Task> Collect the lines of the entries where "Total" shows up.

Extracts from a graphics dataset

----

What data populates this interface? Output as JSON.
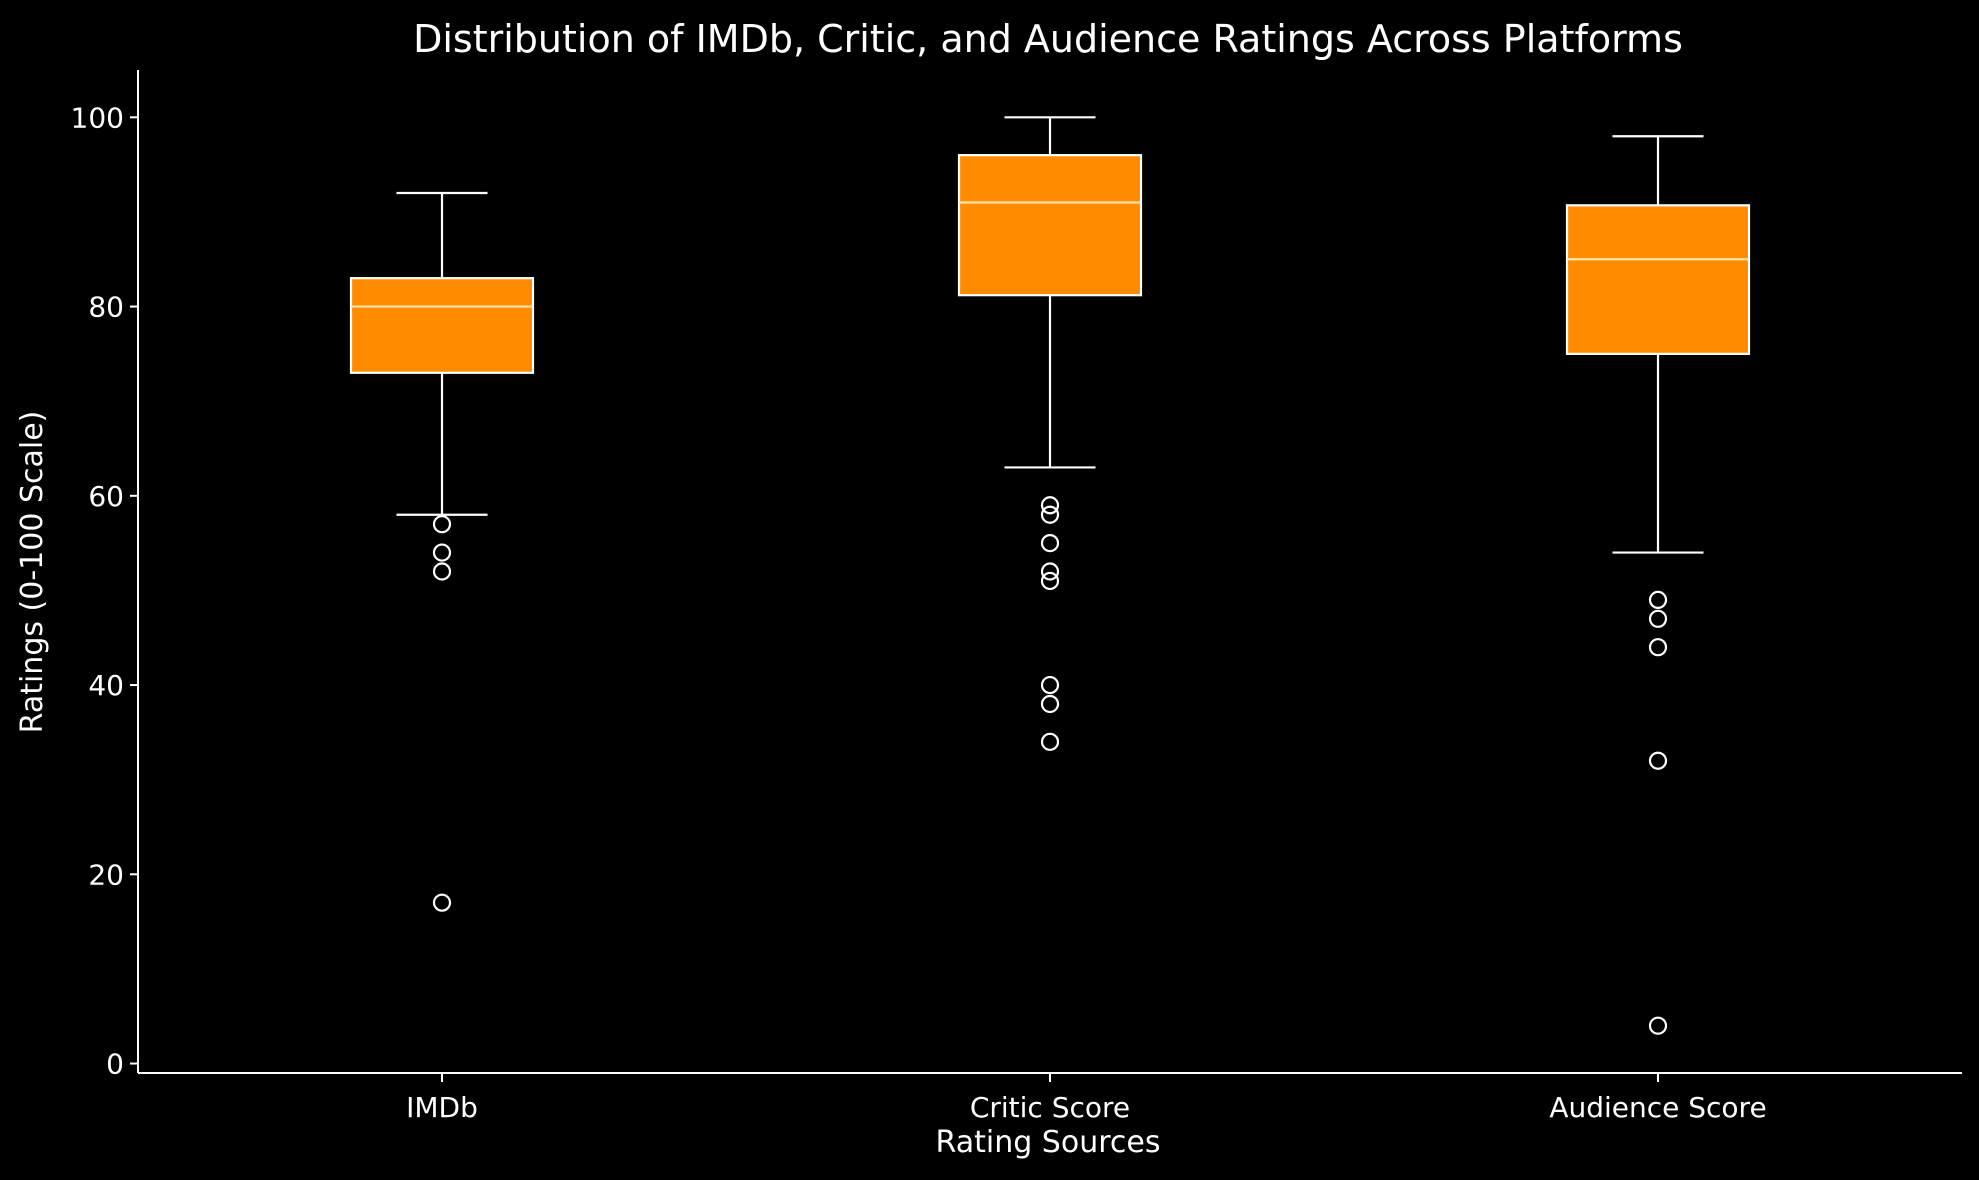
{
  "chart_data": {
    "type": "box",
    "title": "Distribution of IMDb, Critic, and Audience Ratings Across Platforms",
    "xlabel": "Rating Sources",
    "ylabel": "Ratings (0-100 Scale)",
    "categories": [
      "IMDb",
      "Critic Score",
      "Audience Score"
    ],
    "ylim": [
      -1,
      105
    ],
    "yticks": [
      0,
      20,
      40,
      60,
      80,
      100
    ],
    "grid": false,
    "boxes": [
      {
        "name": "IMDb",
        "whisker_low": 58,
        "q1": 73,
        "median": 80,
        "q3": 83,
        "whisker_high": 92,
        "outliers": [
          57,
          54,
          52,
          17
        ]
      },
      {
        "name": "Critic Score",
        "whisker_low": 63,
        "q1": 81.2,
        "median": 91,
        "q3": 96,
        "whisker_high": 100,
        "outliers": [
          59,
          58,
          55,
          52,
          51,
          40,
          38,
          34
        ]
      },
      {
        "name": "Audience Score",
        "whisker_low": 54,
        "q1": 75,
        "median": 85,
        "q3": 90.7,
        "whisker_high": 98,
        "outliers": [
          49,
          47,
          44,
          32,
          4
        ]
      }
    ],
    "colors": {
      "background": "#000000",
      "box_fill": "#ff8c00",
      "median_line": "#ffe4a8",
      "lines": "#ffffff",
      "text": "#ffffff"
    }
  }
}
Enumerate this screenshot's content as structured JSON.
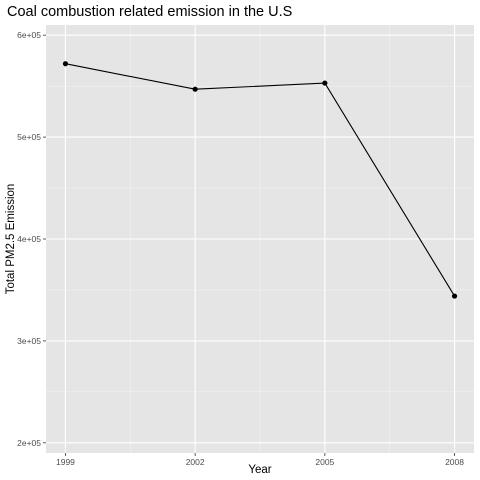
{
  "chart_data": {
    "type": "line",
    "title": "Coal combustion related emission in the U.S",
    "xlabel": "Year",
    "ylabel": "Total PM2.5 Emission",
    "x": [
      1999,
      2002,
      2005,
      2008
    ],
    "y": [
      572000,
      547000,
      553000,
      344000
    ],
    "xlim": [
      1999,
      2008
    ],
    "ylim": [
      200000,
      600000
    ],
    "x_ticks": [
      1999,
      2002,
      2005,
      2008
    ],
    "x_tick_labels": [
      "1999",
      "2002",
      "2005",
      "2008"
    ],
    "y_ticks": [
      200000,
      300000,
      400000,
      500000,
      600000
    ],
    "y_tick_labels": [
      "2e+05",
      "3e+05",
      "4e+05",
      "5e+05",
      "6e+05"
    ],
    "grid": true,
    "markers": true,
    "legend": "none",
    "colors": {
      "panel_background": "#e5e5e5",
      "grid_major": "#ffffff",
      "grid_minor": "#f2f2f2",
      "line": "#000000",
      "point": "#000000",
      "tick_label": "#4d4d4d"
    }
  }
}
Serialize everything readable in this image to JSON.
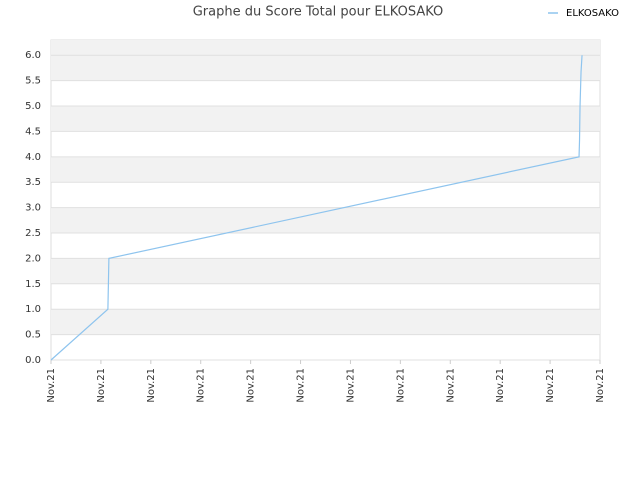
{
  "chart_data": {
    "type": "line",
    "title": "Graphe du Score Total pour ELKOSAKO",
    "x": [
      0,
      1.14,
      1.16,
      10.58,
      10.59,
      10.6,
      10.62,
      10.64
    ],
    "series": [
      {
        "name": "ELKOSAKO",
        "color": "#8ec4ee",
        "values": [
          0,
          1,
          2,
          4,
          4.33,
          5,
          5.67,
          6
        ]
      }
    ],
    "xlim": [
      0,
      11
    ],
    "xticks": [
      {
        "value": 0,
        "label": "Nov.21"
      },
      {
        "value": 1,
        "label": "Nov.21"
      },
      {
        "value": 2,
        "label": "Nov.21"
      },
      {
        "value": 3,
        "label": "Nov.21"
      },
      {
        "value": 4,
        "label": "Nov.21"
      },
      {
        "value": 5,
        "label": "Nov.21"
      },
      {
        "value": 6,
        "label": "Nov.21"
      },
      {
        "value": 7,
        "label": "Nov.21"
      },
      {
        "value": 8,
        "label": "Nov.21"
      },
      {
        "value": 9,
        "label": "Nov.21"
      },
      {
        "value": 10,
        "label": "Nov.21"
      },
      {
        "value": 11,
        "label": "Nov.21"
      }
    ],
    "ylim": [
      0,
      6.3
    ],
    "yticks": [
      {
        "value": 0,
        "label": "0.0"
      },
      {
        "value": 0.5,
        "label": "0.5"
      },
      {
        "value": 1,
        "label": "1.0"
      },
      {
        "value": 1.5,
        "label": "1.5"
      },
      {
        "value": 2,
        "label": "2.0"
      },
      {
        "value": 2.5,
        "label": "2.5"
      },
      {
        "value": 3,
        "label": "3.0"
      },
      {
        "value": 3.5,
        "label": "3.5"
      },
      {
        "value": 4,
        "label": "4.0"
      },
      {
        "value": 4.5,
        "label": "4.5"
      },
      {
        "value": 5,
        "label": "5.0"
      },
      {
        "value": 5.5,
        "label": "5.5"
      },
      {
        "value": 6,
        "label": "6.0"
      }
    ],
    "grid": true,
    "legend": "top-right"
  }
}
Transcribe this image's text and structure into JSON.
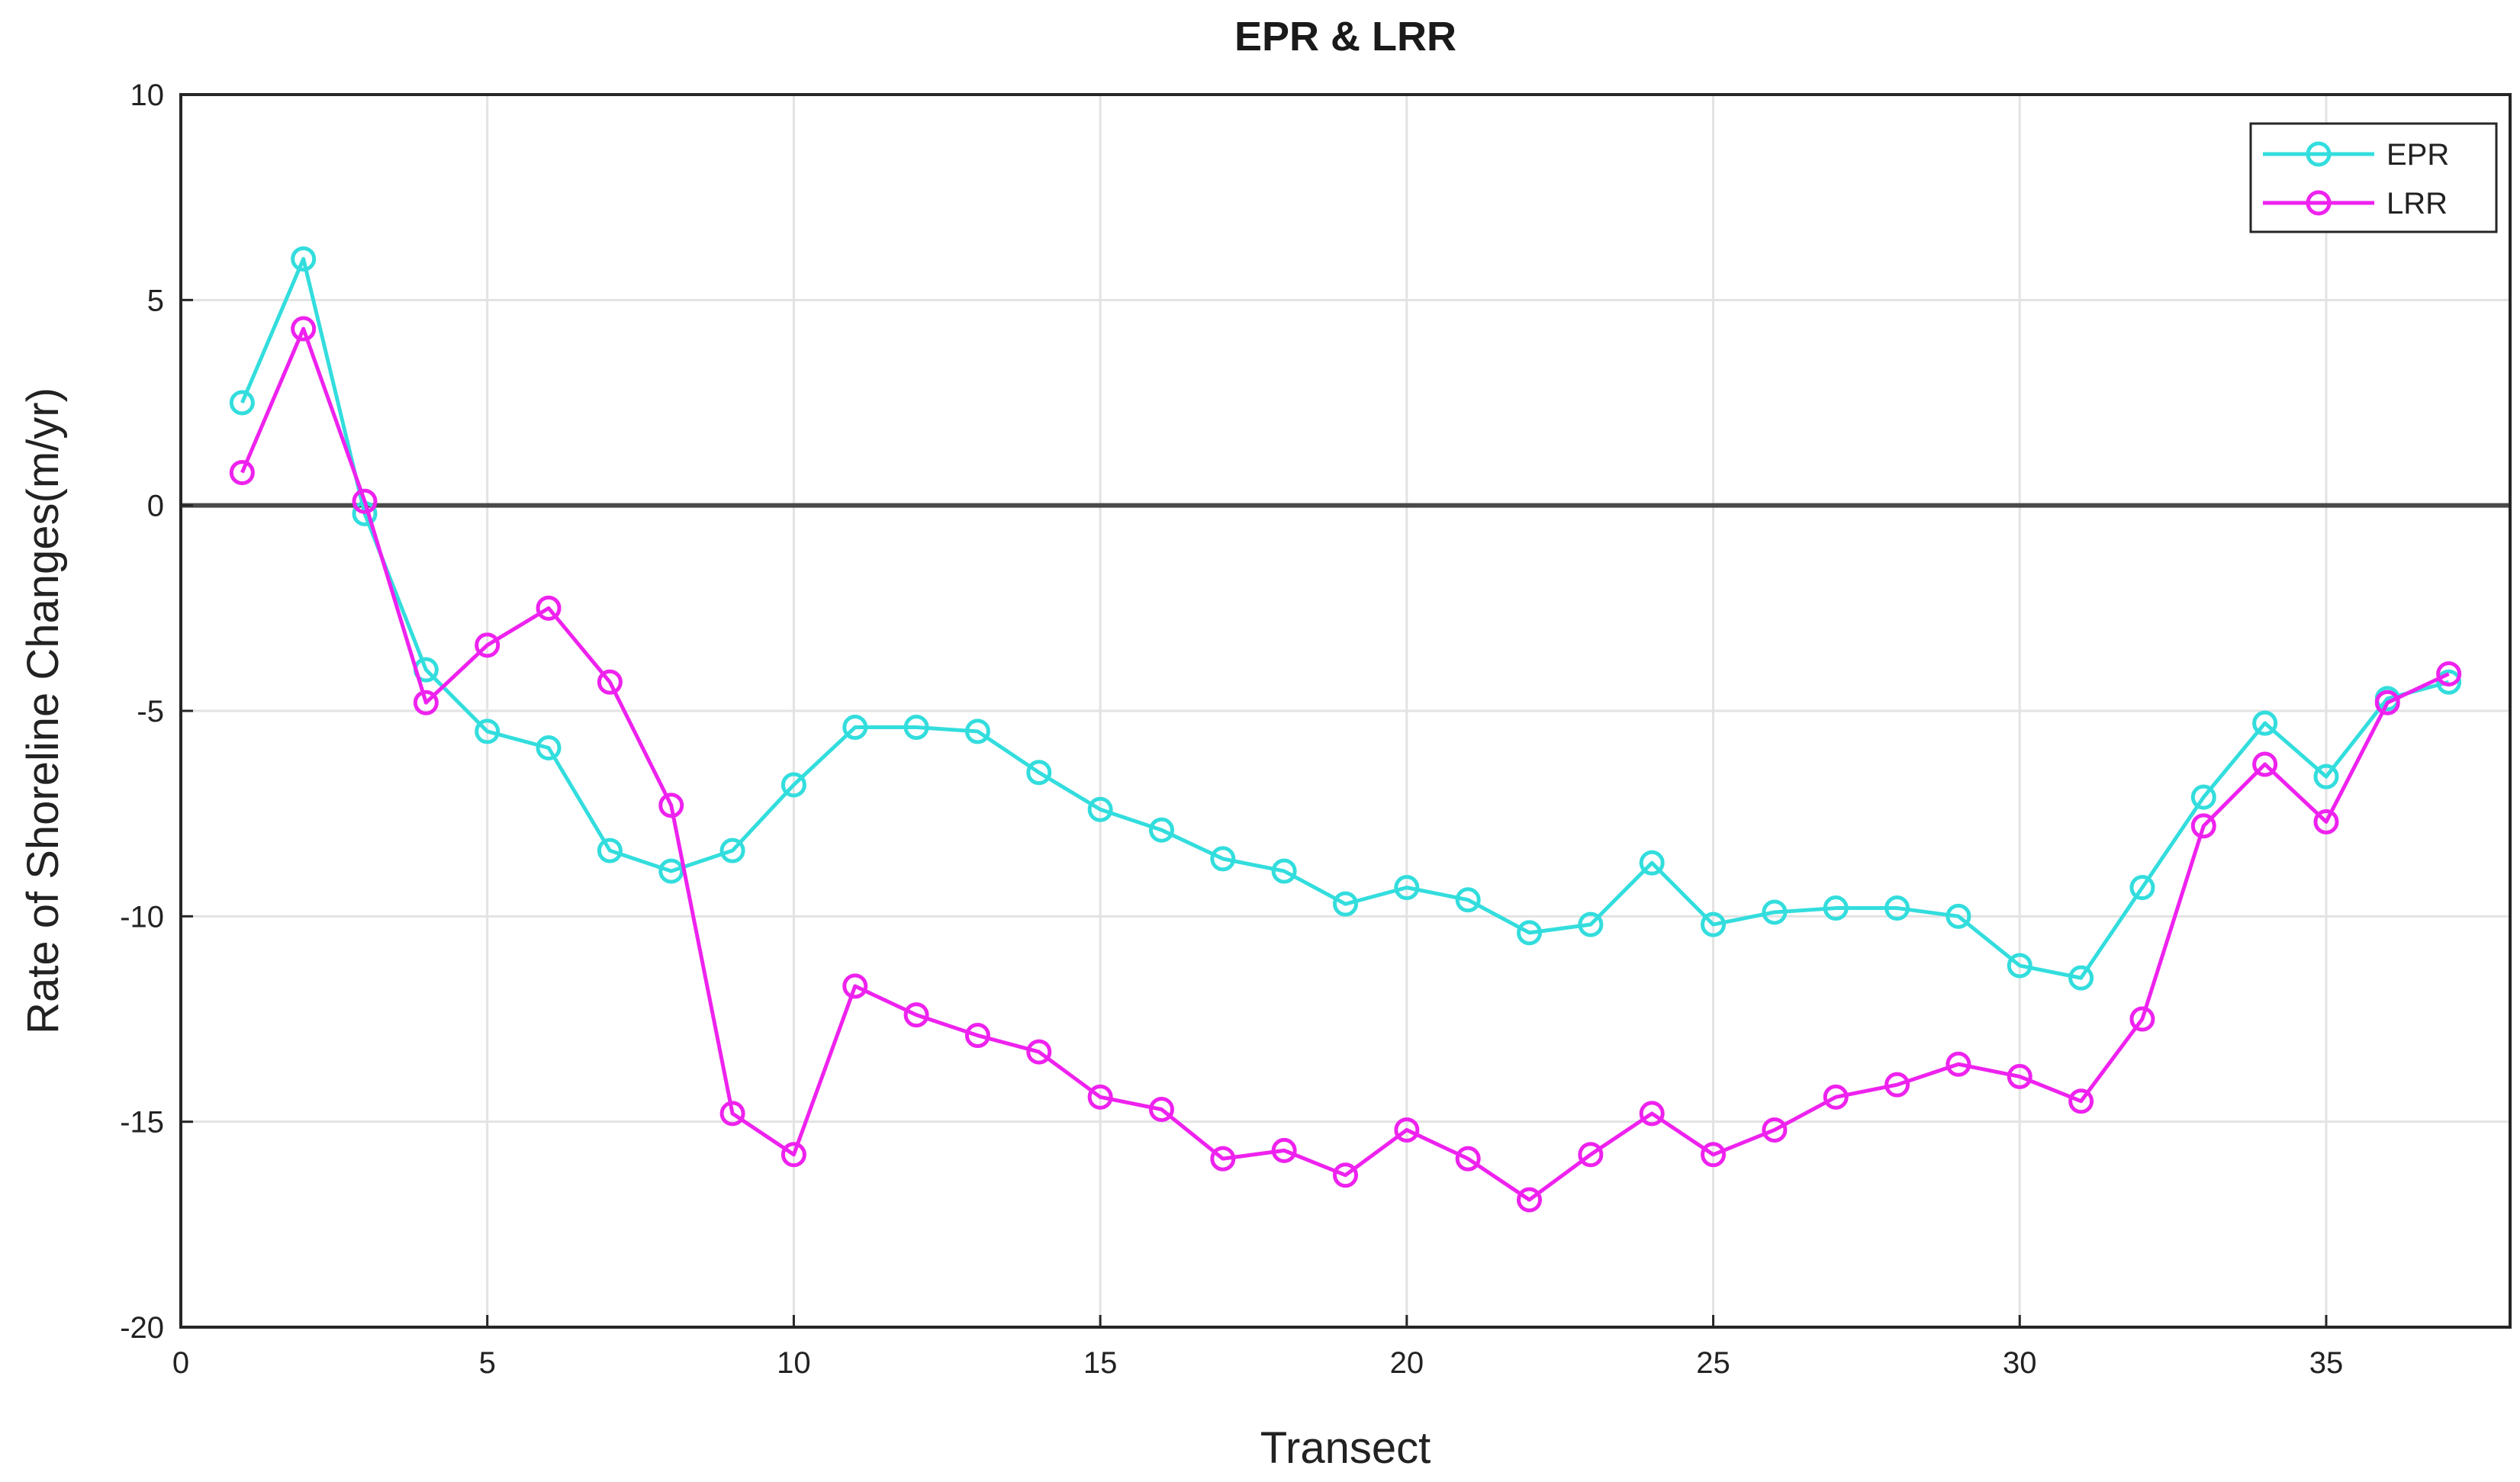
{
  "chart_data": {
    "type": "line",
    "title": "EPR & LRR",
    "xlabel": "Transect",
    "ylabel": "Rate of Shoreline Changes(m/yr)",
    "xlim": [
      0,
      38
    ],
    "ylim": [
      -20,
      10
    ],
    "x_ticks": [
      0,
      5,
      10,
      15,
      20,
      25,
      30,
      35
    ],
    "y_ticks": [
      -20,
      -15,
      -10,
      -5,
      0,
      5,
      10
    ],
    "grid": true,
    "legend_position": "top-right",
    "x": [
      1,
      2,
      3,
      4,
      5,
      6,
      7,
      8,
      9,
      10,
      11,
      12,
      13,
      14,
      15,
      16,
      17,
      18,
      19,
      20,
      21,
      22,
      23,
      24,
      25,
      26,
      27,
      28,
      29,
      30,
      31,
      32,
      33,
      34,
      35,
      36,
      37
    ],
    "series": [
      {
        "name": "EPR",
        "color": "#33dddd",
        "marker": "circle",
        "values": [
          2.5,
          6.0,
          -0.2,
          -4.0,
          -5.5,
          -5.9,
          -8.4,
          -8.9,
          -8.4,
          -6.8,
          -5.4,
          -5.4,
          -5.5,
          -6.5,
          -7.4,
          -7.9,
          -8.6,
          -8.9,
          -9.7,
          -9.3,
          -9.6,
          -10.4,
          -10.2,
          -8.7,
          -10.2,
          -9.9,
          -9.8,
          -9.8,
          -10.0,
          -11.2,
          -11.5,
          -9.3,
          -7.1,
          -5.3,
          -6.6,
          -4.7,
          -4.3
        ]
      },
      {
        "name": "LRR",
        "color": "#ee22ee",
        "marker": "circle",
        "values": [
          0.8,
          4.3,
          0.1,
          -4.8,
          -3.4,
          -2.5,
          -4.3,
          -7.3,
          -14.8,
          -15.8,
          -11.7,
          -12.4,
          -12.9,
          -13.3,
          -14.4,
          -14.7,
          -15.9,
          -15.7,
          -16.3,
          -15.2,
          -15.9,
          -16.9,
          -15.8,
          -14.8,
          -15.8,
          -15.2,
          -14.4,
          -14.1,
          -13.6,
          -13.9,
          -14.5,
          -12.5,
          -7.8,
          -6.3,
          -7.7,
          -4.8,
          -4.1
        ]
      }
    ]
  },
  "colors": {
    "background": "#ffffff",
    "grid": "#e3e3e3",
    "axis": "#262626",
    "zero_line": "#4a4a4a"
  }
}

----

Exercise response>
    "ylabel": "Total PM2.5 Emission",
    "title": "Graphe du Score Total pour ELKOSAKO",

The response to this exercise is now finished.